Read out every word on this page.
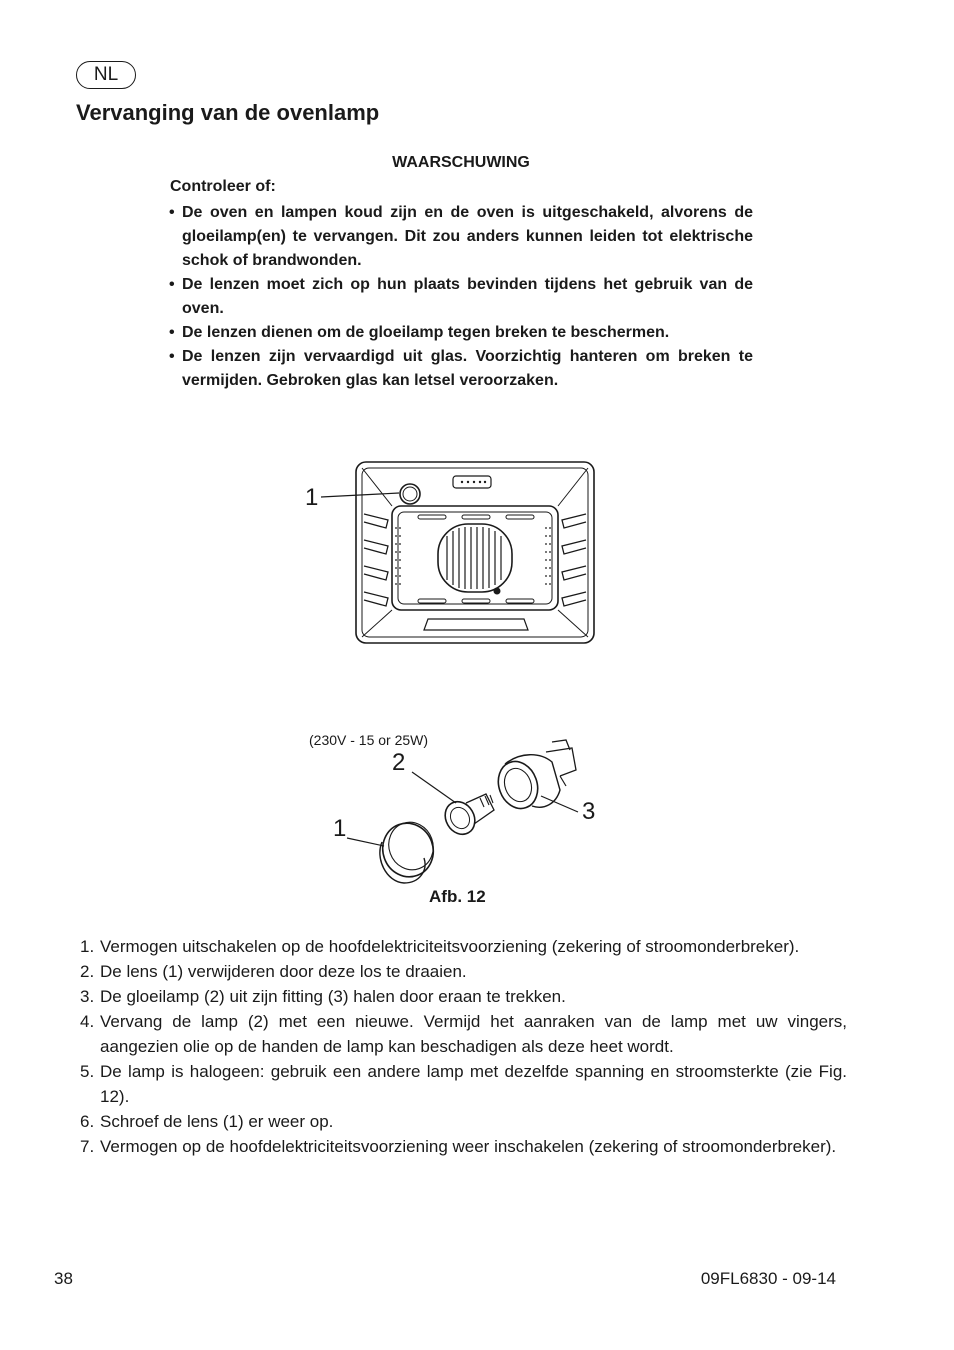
NL
Vervanging van de ovenlamp
WAARSCHUWING
Controleer of:
• De oven en lampen koud zijn en de oven is uitgeschakeld, alvorens de gloeilamp(en) te vervangen. Dit zou anders kunnen leiden tot elektrische schok of brandwonden.
• De lenzen moet zich op hun plaats bevinden tijdens het gebruik van de oven.
• De lenzen dienen om de gloeilamp tegen breken te beschermen.
• De lenzen zijn vervaardigd uit glas. Voorzichtig hanteren om breken te vermijden. Gebroken glas kan letsel veroorzaken.
1
(230V - 15 or 25W)
1
2
3
Afb. 12
1. Vermogen uitschakelen op de hoofdelektriciteitsvoorziening (zekering of stroomonderbreker).
2. De lens (1) verwijderen door deze los te draaien.
3. De gloeilamp (2) uit zijn fitting (3) halen door eraan te trekken.
4. Vervang de lamp (2) met een nieuwe. Vermijd het aanraken van de lamp met uw vingers, aangezien olie op de handen de lamp kan beschadigen als deze heet wordt.
5. De lamp is halogeen: gebruik een andere lamp met dezelfde spanning en stroomsterkte (zie Fig. 12).
6. Schroef de lens (1) er weer op.
7. Vermogen op de hoofdelektriciteitsvoorziening weer inschakelen (zekering of stroomonderbreker).
38	09FL6830 - 09-14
__________________________________________________
§ **DO THIS**
Copy out each line that contains the word "lenzen".

§ **OUTPUT OF THE EXERCISE**
• De lenzen moet zich op hun plaats bevinden tijdens het gebruik van de oven.
• De lenzen dienen om de gloeilamp tegen breken te beschermen.
• De lenzen zijn vervaardigd uit glas. Voorzichtig hanteren om breken te vermijden. Gebroken glas kan letsel veroorzaken.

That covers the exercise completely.